DIRECTION | Copy the records that follow exactly as written, but not their pictures.

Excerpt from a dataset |

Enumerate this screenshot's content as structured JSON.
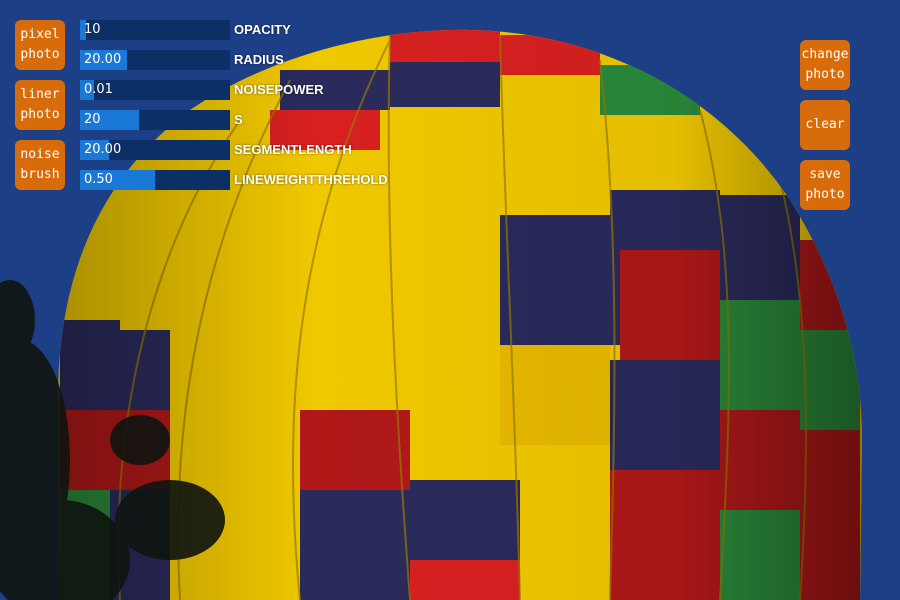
{
  "left_buttons": [
    {
      "label": "pixel\nphoto"
    },
    {
      "label": "liner\nphoto"
    },
    {
      "label": "noise\nbrush"
    }
  ],
  "right_buttons": [
    {
      "label": "change\nphoto"
    },
    {
      "label": "clear"
    },
    {
      "label": "save\nphoto"
    }
  ],
  "sliders": [
    {
      "value": "10",
      "label": "OPACITY",
      "fraction": 0.04
    },
    {
      "value": "20.00",
      "label": "RADIUS",
      "fraction": 0.31
    },
    {
      "value": "0.01",
      "label": "NOISEPOWER",
      "fraction": 0.09
    },
    {
      "value": "20",
      "label": "S",
      "fraction": 0.39
    },
    {
      "value": "20.00",
      "label": "SEGMENTLENGTH",
      "fraction": 0.19
    },
    {
      "value": "0.50",
      "label": "LINEWEIGHTTHREHOLD",
      "fraction": 0.5
    }
  ],
  "colors": {
    "button": "#d96c0a",
    "slider_track": "#0c2f66",
    "slider_fill": "#1a78d6",
    "sky": "#1d3f86"
  },
  "canvas_image": "hot-air-balloon-photo"
}
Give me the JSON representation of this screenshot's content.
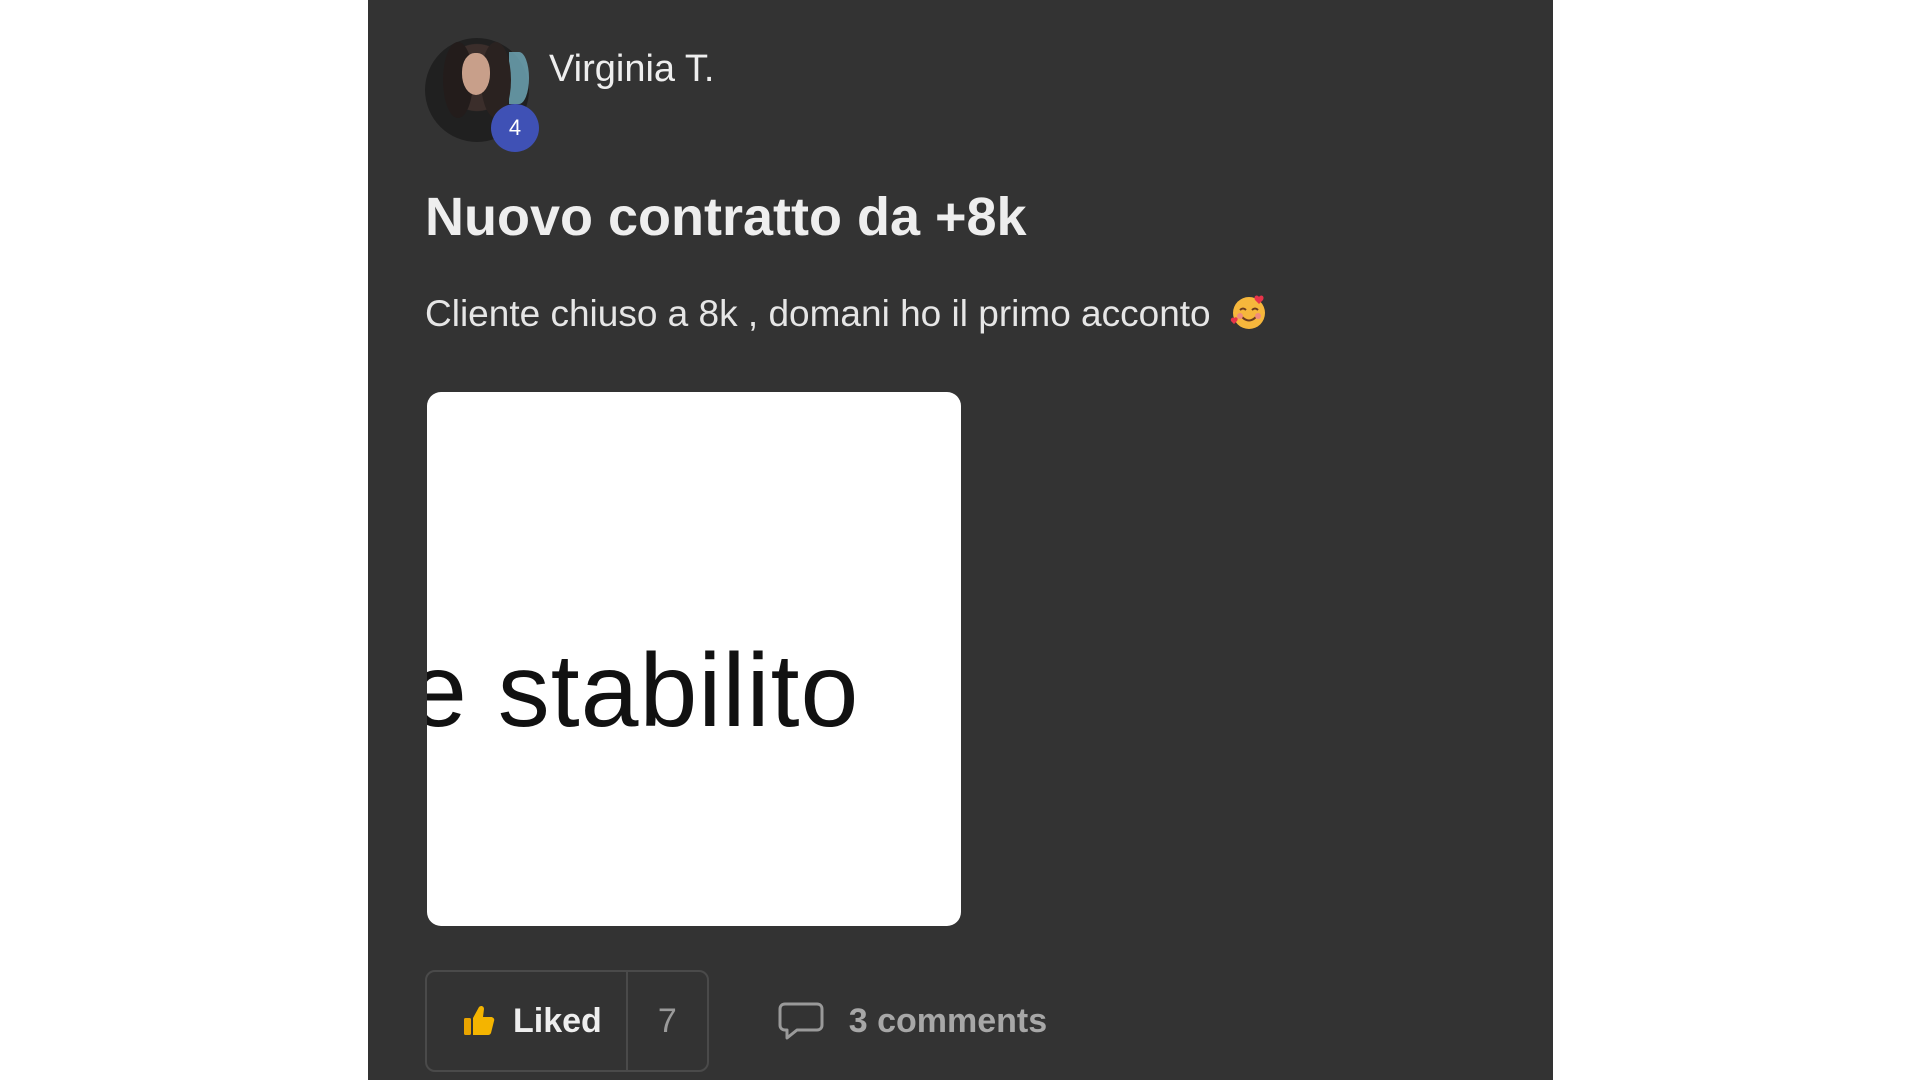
{
  "post": {
    "author": {
      "name": "Virginia T.",
      "level": "4"
    },
    "title": "Nuovo contratto da +8k",
    "body": "Cliente chiuso a 8k , domani ho il primo acconto",
    "body_emoji": "smiling-face-with-hearts-icon",
    "attachment": {
      "text": "e  stabilito"
    },
    "actions": {
      "like_label": "Liked",
      "like_count": "7",
      "comments_label": "3 comments"
    }
  },
  "colors": {
    "page_background": "#ffffff",
    "card_background": "#333333",
    "level_badge": "#3f51b5",
    "text_primary": "#eeeeee",
    "text_muted": "#a7a7a7",
    "like_icon": "#f4b400"
  }
}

SOLUTION TO THIS TASK |
Enumerate this screenshot's content as structured JSON.
{
  "left_buttons": [
    {
      "label": "pixel\nphoto"
    },
    {
      "label": "liner\nphoto"
    },
    {
      "label": "noise\nbrush"
    }
  ],
  "right_buttons": [
    {
      "label": "change\nphoto"
    },
    {
      "label": "clear"
    },
    {
      "label": "save\nphoto"
    }
  ],
  "sliders": [
    {
      "value": "10",
      "label": "OPACITY",
      "fraction": 0.04
    },
    {
      "value": "20.00",
      "label": "RADIUS",
      "fraction": 0.31
    },
    {
      "value": "0.01",
      "label": "NOISEPOWER",
      "fraction": 0.09
    },
    {
      "value": "20",
      "label": "S",
      "fraction": 0.39
    },
    {
      "value": "20.00",
      "label": "SEGMENTLENGTH",
      "fraction": 0.19
    },
    {
      "value": "0.50",
      "label": "LINEWEIGHTTHREHOLD",
      "fraction": 0.5
    }
  ],
  "colors": {
    "button": "#d96c0a",
    "slider_track": "#0c2f66",
    "slider_fill": "#1a78d6",
    "sky": "#1d3f86"
  },
  "canvas_image": "hot-air-balloon-photo"
}
Give me the JSON representation of this screenshot's content.
{
  "post": {
    "author": {
      "name": "Virginia T.",
      "level": "4"
    },
    "title": "Nuovo contratto da +8k",
    "body": "Cliente chiuso a 8k , domani ho il primo acconto",
    "body_emoji": "smiling-face-with-hearts-icon",
    "attachment": {
      "text": "e  stabilito"
    },
    "actions": {
      "like_label": "Liked",
      "like_count": "7",
      "comments_label": "3 comments"
    }
  },
  "colors": {
    "page_background": "#ffffff",
    "card_background": "#333333",
    "level_badge": "#3f51b5",
    "text_primary": "#eeeeee",
    "text_muted": "#a7a7a7",
    "like_icon": "#f4b400"
  }
}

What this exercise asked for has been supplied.